=== Raw records ===

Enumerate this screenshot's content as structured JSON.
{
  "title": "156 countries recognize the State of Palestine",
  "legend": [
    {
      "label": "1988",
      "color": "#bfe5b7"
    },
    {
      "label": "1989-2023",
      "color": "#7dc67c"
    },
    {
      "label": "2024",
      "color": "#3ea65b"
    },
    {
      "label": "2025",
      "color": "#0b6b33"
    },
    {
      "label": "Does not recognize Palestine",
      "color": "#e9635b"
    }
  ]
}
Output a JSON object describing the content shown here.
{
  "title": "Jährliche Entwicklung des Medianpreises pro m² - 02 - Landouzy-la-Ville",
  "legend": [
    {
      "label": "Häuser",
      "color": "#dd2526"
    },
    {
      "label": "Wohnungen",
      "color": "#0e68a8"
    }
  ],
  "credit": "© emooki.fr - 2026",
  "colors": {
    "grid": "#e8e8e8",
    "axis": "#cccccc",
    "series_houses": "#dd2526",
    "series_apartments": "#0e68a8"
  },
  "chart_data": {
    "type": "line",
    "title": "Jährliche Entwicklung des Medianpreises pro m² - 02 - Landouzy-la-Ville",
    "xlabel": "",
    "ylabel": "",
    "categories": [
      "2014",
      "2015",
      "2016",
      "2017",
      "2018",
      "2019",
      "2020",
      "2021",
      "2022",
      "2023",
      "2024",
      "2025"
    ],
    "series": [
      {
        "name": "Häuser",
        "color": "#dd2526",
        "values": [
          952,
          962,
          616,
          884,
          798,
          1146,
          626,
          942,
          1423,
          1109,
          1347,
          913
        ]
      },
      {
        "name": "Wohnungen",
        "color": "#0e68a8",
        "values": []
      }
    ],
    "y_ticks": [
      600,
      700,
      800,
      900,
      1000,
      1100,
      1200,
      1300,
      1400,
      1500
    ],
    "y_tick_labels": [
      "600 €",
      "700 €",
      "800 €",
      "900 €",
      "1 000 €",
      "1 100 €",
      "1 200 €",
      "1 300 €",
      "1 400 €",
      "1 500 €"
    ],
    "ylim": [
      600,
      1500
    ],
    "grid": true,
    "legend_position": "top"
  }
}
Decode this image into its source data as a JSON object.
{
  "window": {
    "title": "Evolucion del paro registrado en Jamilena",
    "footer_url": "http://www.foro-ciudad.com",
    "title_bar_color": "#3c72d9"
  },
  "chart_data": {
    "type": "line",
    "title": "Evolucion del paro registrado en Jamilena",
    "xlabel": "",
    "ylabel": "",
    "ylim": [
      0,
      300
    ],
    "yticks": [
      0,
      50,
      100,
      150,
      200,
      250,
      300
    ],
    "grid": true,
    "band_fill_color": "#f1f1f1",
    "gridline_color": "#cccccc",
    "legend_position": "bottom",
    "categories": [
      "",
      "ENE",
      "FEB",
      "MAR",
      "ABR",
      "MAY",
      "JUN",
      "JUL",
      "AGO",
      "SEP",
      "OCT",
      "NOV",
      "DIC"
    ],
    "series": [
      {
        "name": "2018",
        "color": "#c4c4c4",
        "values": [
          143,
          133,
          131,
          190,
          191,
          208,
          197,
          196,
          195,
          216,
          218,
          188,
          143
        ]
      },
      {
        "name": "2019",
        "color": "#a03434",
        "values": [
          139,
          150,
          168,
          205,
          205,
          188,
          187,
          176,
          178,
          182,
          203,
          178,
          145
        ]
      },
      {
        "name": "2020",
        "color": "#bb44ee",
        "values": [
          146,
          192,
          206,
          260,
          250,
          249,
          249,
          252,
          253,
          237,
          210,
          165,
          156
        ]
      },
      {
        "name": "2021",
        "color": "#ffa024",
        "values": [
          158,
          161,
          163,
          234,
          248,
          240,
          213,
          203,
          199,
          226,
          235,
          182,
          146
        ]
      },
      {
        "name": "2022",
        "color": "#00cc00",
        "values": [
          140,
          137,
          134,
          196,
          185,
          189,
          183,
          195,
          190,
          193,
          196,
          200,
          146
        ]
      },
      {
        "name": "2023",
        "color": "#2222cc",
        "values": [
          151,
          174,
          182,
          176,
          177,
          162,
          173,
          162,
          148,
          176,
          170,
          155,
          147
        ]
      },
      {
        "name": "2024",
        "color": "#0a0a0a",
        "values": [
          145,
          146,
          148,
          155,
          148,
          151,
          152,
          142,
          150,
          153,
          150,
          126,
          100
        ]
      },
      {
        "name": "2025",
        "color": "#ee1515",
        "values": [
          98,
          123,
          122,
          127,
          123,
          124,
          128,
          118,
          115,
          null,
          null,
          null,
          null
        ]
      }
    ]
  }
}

===

→ **Written problem**:
Reproduce the entries above exactly.

→ **Output for this exercise**:
Enumerate this screenshot's content as structured JSON.
{
  "title": "156 countries recognize the State of Palestine",
  "legend": [
    {
      "label": "1988",
      "color": "#bfe5b7"
    },
    {
      "label": "1989-2023",
      "color": "#7dc67c"
    },
    {
      "label": "2024",
      "color": "#3ea65b"
    },
    {
      "label": "2025",
      "color": "#0b6b33"
    },
    {
      "label": "Does not recognize Palestine",
      "color": "#e9635b"
    }
  ]
}
Output a JSON object describing the content shown here.
{
  "title": "Jährliche Entwicklung des Medianpreises pro m² - 02 - Landouzy-la-Ville",
  "legend": [
    {
      "label": "Häuser",
      "color": "#dd2526"
    },
    {
      "label": "Wohnungen",
      "color": "#0e68a8"
    }
  ],
  "credit": "© emooki.fr - 2026",
  "colors": {
    "grid": "#e8e8e8",
    "axis": "#cccccc",
    "series_houses": "#dd2526",
    "series_apartments": "#0e68a8"
  },
  "chart_data": {
    "type": "line",
    "title": "Jährliche Entwicklung des Medianpreises pro m² - 02 - Landouzy-la-Ville",
    "xlabel": "",
    "ylabel": "",
    "categories": [
      "2014",
      "2015",
      "2016",
      "2017",
      "2018",
      "2019",
      "2020",
      "2021",
      "2022",
      "2023",
      "2024",
      "2025"
    ],
    "series": [
      {
        "name": "Häuser",
        "color": "#dd2526",
        "values": [
          952,
          962,
          616,
          884,
          798,
          1146,
          626,
          942,
          1423,
          1109,
          1347,
          913
        ]
      },
      {
        "name": "Wohnungen",
        "color": "#0e68a8",
        "values": []
      }
    ],
    "y_ticks": [
      600,
      700,
      800,
      900,
      1000,
      1100,
      1200,
      1300,
      1400,
      1500
    ],
    "y_tick_labels": [
      "600 €",
      "700 €",
      "800 €",
      "900 €",
      "1 000 €",
      "1 100 €",
      "1 200 €",
      "1 300 €",
      "1 400 €",
      "1 500 €"
    ],
    "ylim": [
      600,
      1500
    ],
    "grid": true,
    "legend_position": "top"
  }
}
Decode this image into its source data as a JSON object.
{
  "window": {
    "title": "Evolucion del paro registrado en Jamilena",
    "footer_url": "http://www.foro-ciudad.com",
    "title_bar_color": "#3c72d9"
  },
  "chart_data": {
    "type": "line",
    "title": "Evolucion del paro registrado en Jamilena",
    "xlabel": "",
    "ylabel": "",
    "ylim": [
      0,
      300
    ],
    "yticks": [
      0,
      50,
      100,
      150,
      200,
      250,
      300
    ],
    "grid": true,
    "band_fill_color": "#f1f1f1",
    "gridline_color": "#cccccc",
    "legend_position": "bottom",
    "categories": [
      "",
      "ENE",
      "FEB",
      "MAR",
      "ABR",
      "MAY",
      "JUN",
      "JUL",
      "AGO",
      "SEP",
      "OCT",
      "NOV",
      "DIC"
    ],
    "series": [
      {
        "name": "2018",
        "color": "#c4c4c4",
        "values": [
          143,
          133,
          131,
          190,
          191,
          208,
          197,
          196,
          195,
          216,
          218,
          188,
          143
        ]
      },
      {
        "name": "2019",
        "color": "#a03434",
        "values": [
          139,
          150,
          168,
          205,
          205,
          188,
          187,
          176,
          178,
          182,
          203,
          178,
          145
        ]
      },
      {
        "name": "2020",
        "color": "#bb44ee",
        "values": [
          146,
          192,
          206,
          260,
          250,
          249,
          249,
          252,
          253,
          237,
          210,
          165,
          156
        ]
      },
      {
        "name": "2021",
        "color": "#ffa024",
        "values": [
          158,
          161,
          163,
          234,
          248,
          240,
          213,
          203,
          199,
          226,
          235,
          182,
          146
        ]
      },
      {
        "name": "2022",
        "color": "#00cc00",
        "values": [
          140,
          137,
          134,
          196,
          185,
          189,
          183,
          195,
          190,
          193,
          196,
          200,
          146
        ]
      },
      {
        "name": "2023",
        "color": "#2222cc",
        "values": [
          151,
          174,
          182,
          176,
          177,
          162,
          173,
          162,
          148,
          176,
          170,
          155,
          147
        ]
      },
      {
        "name": "2024",
        "color": "#0a0a0a",
        "values": [
          145,
          146,
          148,
          155,
          148,
          151,
          152,
          142,
          150,
          153,
          150,
          126,
          100
        ]
      },
      {
        "name": "2025",
        "color": "#ee1515",
        "values": [
          98,
          123,
          122,
          127,
          123,
          124,
          128,
          118,
          115,
          null,
          null,
          null,
          null
        ]
      }
    ]
  }
}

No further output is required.